Do this - Without including any pictures, write out all the entries exactly.
━━━━━━━━━━
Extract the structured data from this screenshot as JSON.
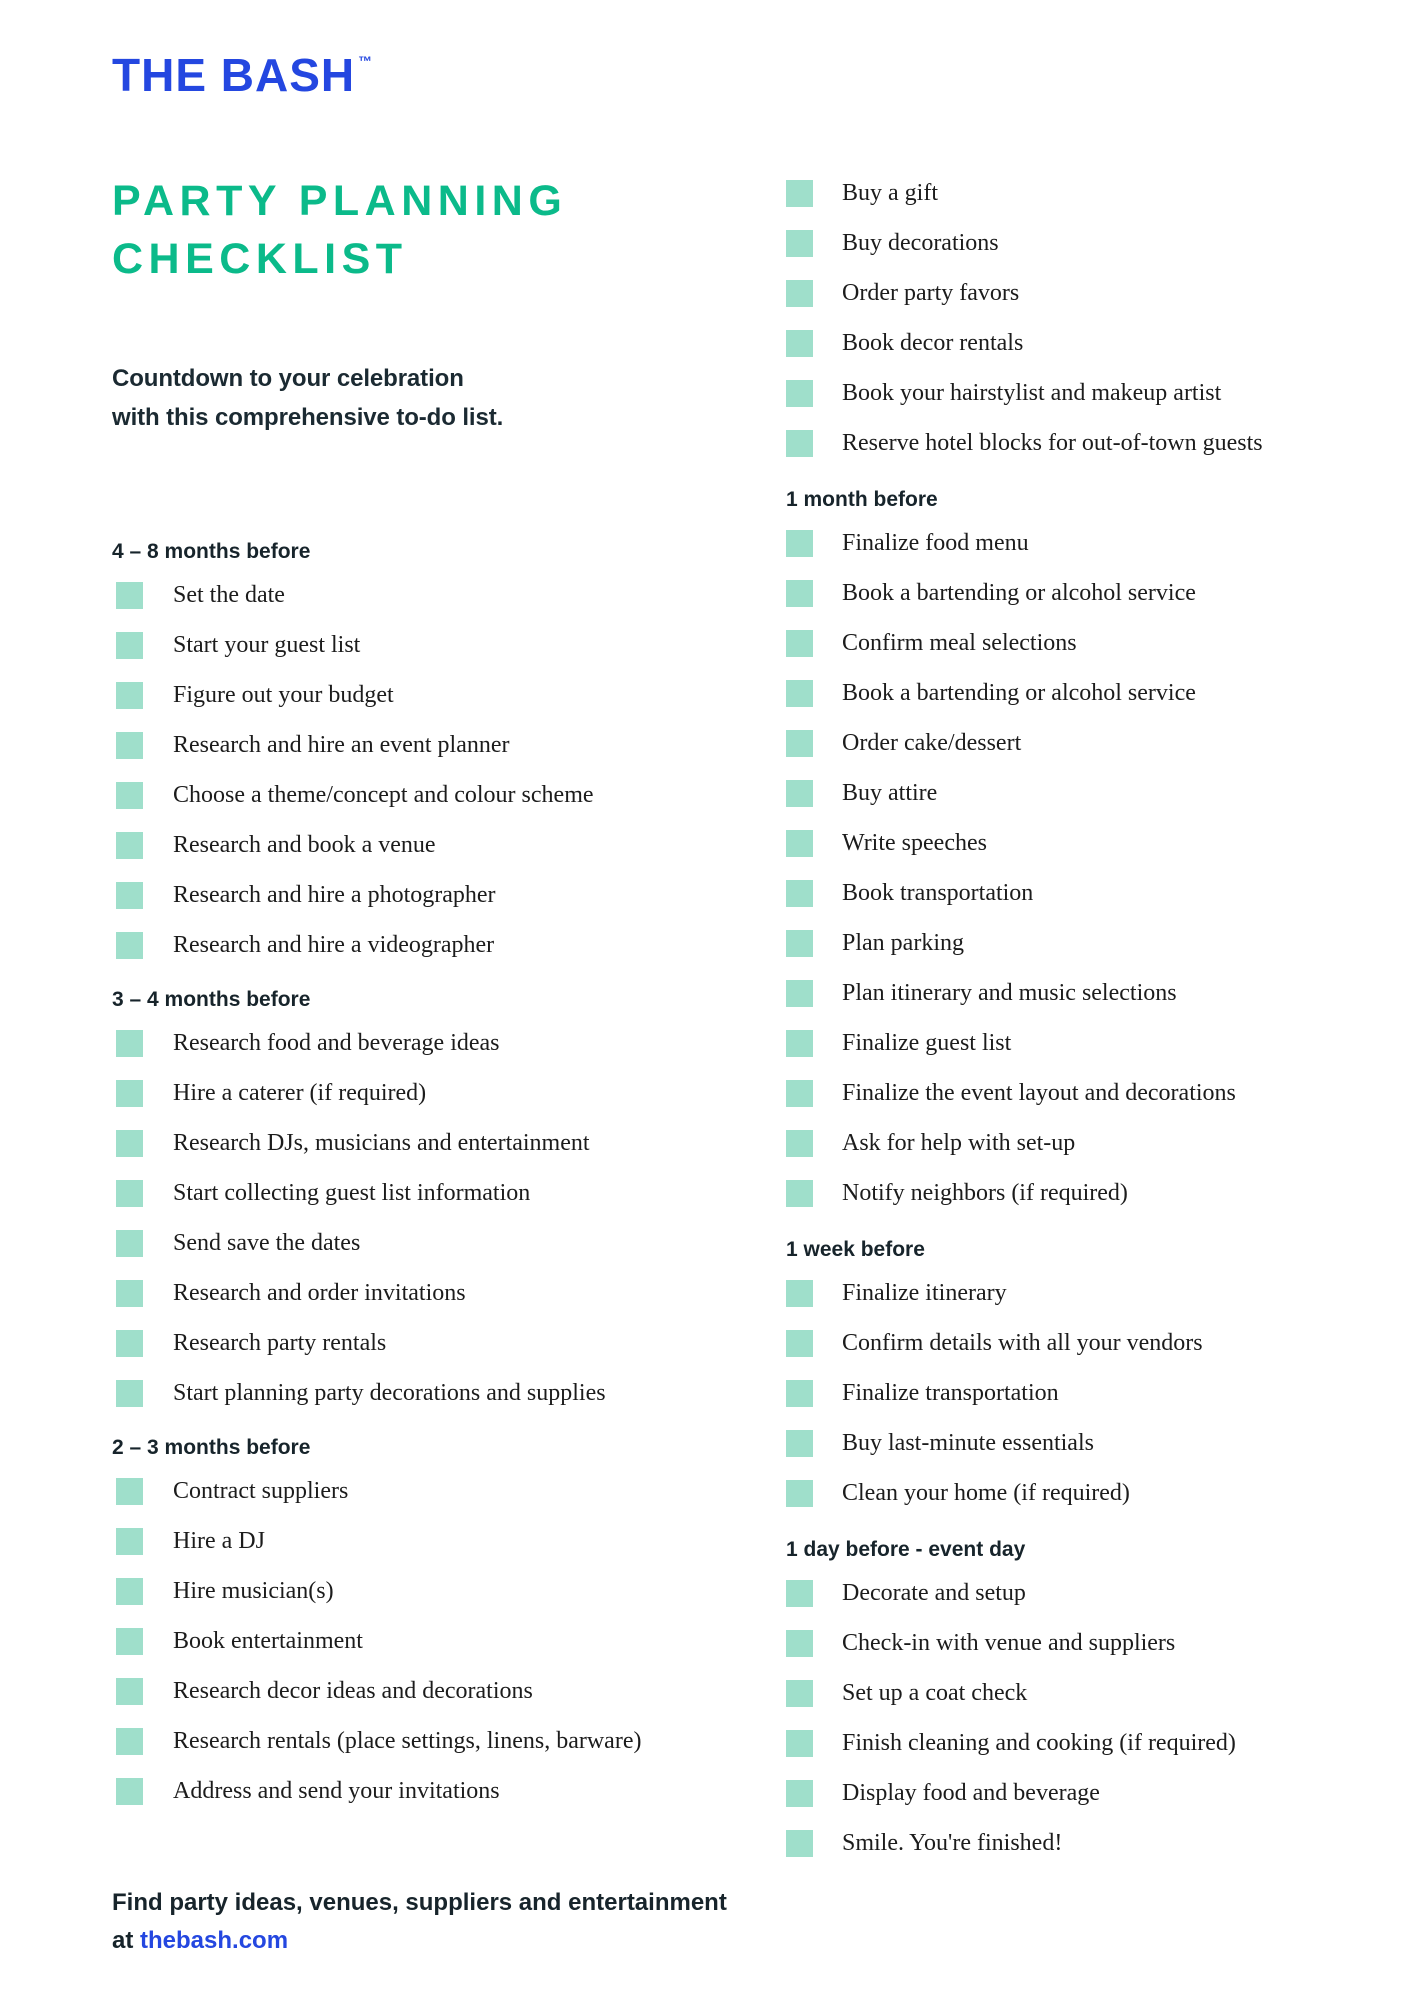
{
  "brand": {
    "logo_text": "THE BASH",
    "trademark": "™",
    "logo_color": "#2447e0"
  },
  "header": {
    "title": "PARTY PLANNING CHECKLIST",
    "subtitle_line1": "Countdown to your celebration",
    "subtitle_line2": "with this comprehensive to-do list.",
    "title_color": "#0bba8a"
  },
  "checkbox_color": "#9fdfcb",
  "left_column": [
    {
      "heading": "4 – 8 months before",
      "items": [
        "Set the date",
        "Start your guest list",
        "Figure out your budget",
        "Research and hire an event planner",
        "Choose a theme/concept and colour scheme",
        "Research and book a venue",
        "Research and hire a photographer",
        "Research and hire a videographer"
      ]
    },
    {
      "heading": "3 – 4 months before",
      "items": [
        "Research food and beverage ideas",
        "Hire a caterer (if required)",
        "Research DJs, musicians and entertainment",
        "Start collecting guest list information",
        "Send save the dates",
        "Research and order invitations",
        "Research party rentals",
        "Start planning party decorations and supplies"
      ]
    },
    {
      "heading": "2 – 3 months before",
      "items": [
        "Contract suppliers",
        "Hire a DJ",
        "Hire musician(s)",
        "Book entertainment",
        "Research decor ideas and decorations",
        "Research rentals (place settings, linens, barware)",
        "Address and send your invitations"
      ]
    }
  ],
  "right_column": [
    {
      "heading": "",
      "items": [
        "Buy a gift",
        "Buy decorations",
        "Order party favors",
        "Book decor rentals",
        "Book your hairstylist and makeup artist",
        "Reserve hotel blocks for out-of-town guests"
      ]
    },
    {
      "heading": "1 month before",
      "items": [
        "Finalize food menu",
        "Book a bartending or alcohol service",
        "Confirm meal selections",
        "Book a bartending or alcohol service",
        "Order cake/dessert",
        "Buy attire",
        "Write speeches",
        "Book transportation",
        "Plan parking",
        "Plan itinerary and music selections",
        "Finalize guest list",
        "Finalize the event layout and decorations",
        "Ask for help with set-up",
        "Notify neighbors (if required)"
      ]
    },
    {
      "heading": "1 week before",
      "items": [
        "Finalize itinerary",
        "Confirm details with all your vendors",
        "Finalize transportation",
        "Buy last-minute essentials",
        "Clean your home (if required)"
      ]
    },
    {
      "heading": "1 day before - event  day",
      "items": [
        "Decorate and setup",
        "Check-in with venue and suppliers",
        "Set up a coat check",
        "Finish cleaning and cooking (if required)",
        "Display food and beverage",
        "Smile. You're finished!"
      ]
    }
  ],
  "footer": {
    "text_before": "Find party ideas, venues, suppliers and entertainment at ",
    "link_text": "thebash.com",
    "link_color": "#2447e0"
  }
}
━━━━━━━━━━
Exercise result -
Extract the structured data from this screenshot as JSON.
{
  "brand": {
    "logo_text": "THE BASH",
    "trademark": "™",
    "logo_color": "#2447e0"
  },
  "header": {
    "title": "PARTY PLANNING CHECKLIST",
    "subtitle_line1": "Countdown to your celebration",
    "subtitle_line2": "with this comprehensive to-do list.",
    "title_color": "#0bba8a"
  },
  "checkbox_color": "#9fdfcb",
  "left_column": [
    {
      "heading": "4 – 8 months before",
      "items": [
        "Set the date",
        "Start your guest list",
        "Figure out your budget",
        "Research and hire an event planner",
        "Choose a theme/concept and colour scheme",
        "Research and book a venue",
        "Research and hire a photographer",
        "Research and hire a videographer"
      ]
    },
    {
      "heading": "3 – 4 months before",
      "items": [
        "Research food and beverage ideas",
        "Hire a caterer (if required)",
        "Research DJs, musicians and entertainment",
        "Start collecting guest list information",
        "Send save the dates",
        "Research and order invitations",
        "Research party rentals",
        "Start planning party decorations and supplies"
      ]
    },
    {
      "heading": "2 – 3 months before",
      "items": [
        "Contract suppliers",
        "Hire a DJ",
        "Hire musician(s)",
        "Book entertainment",
        "Research decor ideas and decorations",
        "Research rentals (place settings, linens, barware)",
        "Address and send your invitations"
      ]
    }
  ],
  "right_column": [
    {
      "heading": "",
      "items": [
        "Buy a gift",
        "Buy decorations",
        "Order party favors",
        "Book decor rentals",
        "Book your hairstylist and makeup artist",
        "Reserve hotel blocks for out-of-town guests"
      ]
    },
    {
      "heading": "1 month before",
      "items": [
        "Finalize food menu",
        "Book a bartending or alcohol service",
        "Confirm meal selections",
        "Book a bartending or alcohol service",
        "Order cake/dessert",
        "Buy attire",
        "Write speeches",
        "Book transportation",
        "Plan parking",
        "Plan itinerary and music selections",
        "Finalize guest list",
        "Finalize the event layout and decorations",
        "Ask for help with set-up",
        "Notify neighbors (if required)"
      ]
    },
    {
      "heading": "1 week before",
      "items": [
        "Finalize itinerary",
        "Confirm details with all your vendors",
        "Finalize transportation",
        "Buy last-minute essentials",
        "Clean your home (if required)"
      ]
    },
    {
      "heading": "1 day before - event  day",
      "items": [
        "Decorate and setup",
        "Check-in with venue and suppliers",
        "Set up a coat check",
        "Finish cleaning and cooking (if required)",
        "Display food and beverage",
        "Smile. You're finished!"
      ]
    }
  ],
  "footer": {
    "text_before": "Find party ideas, venues, suppliers and entertainment at ",
    "link_text": "thebash.com",
    "link_color": "#2447e0"
  }
}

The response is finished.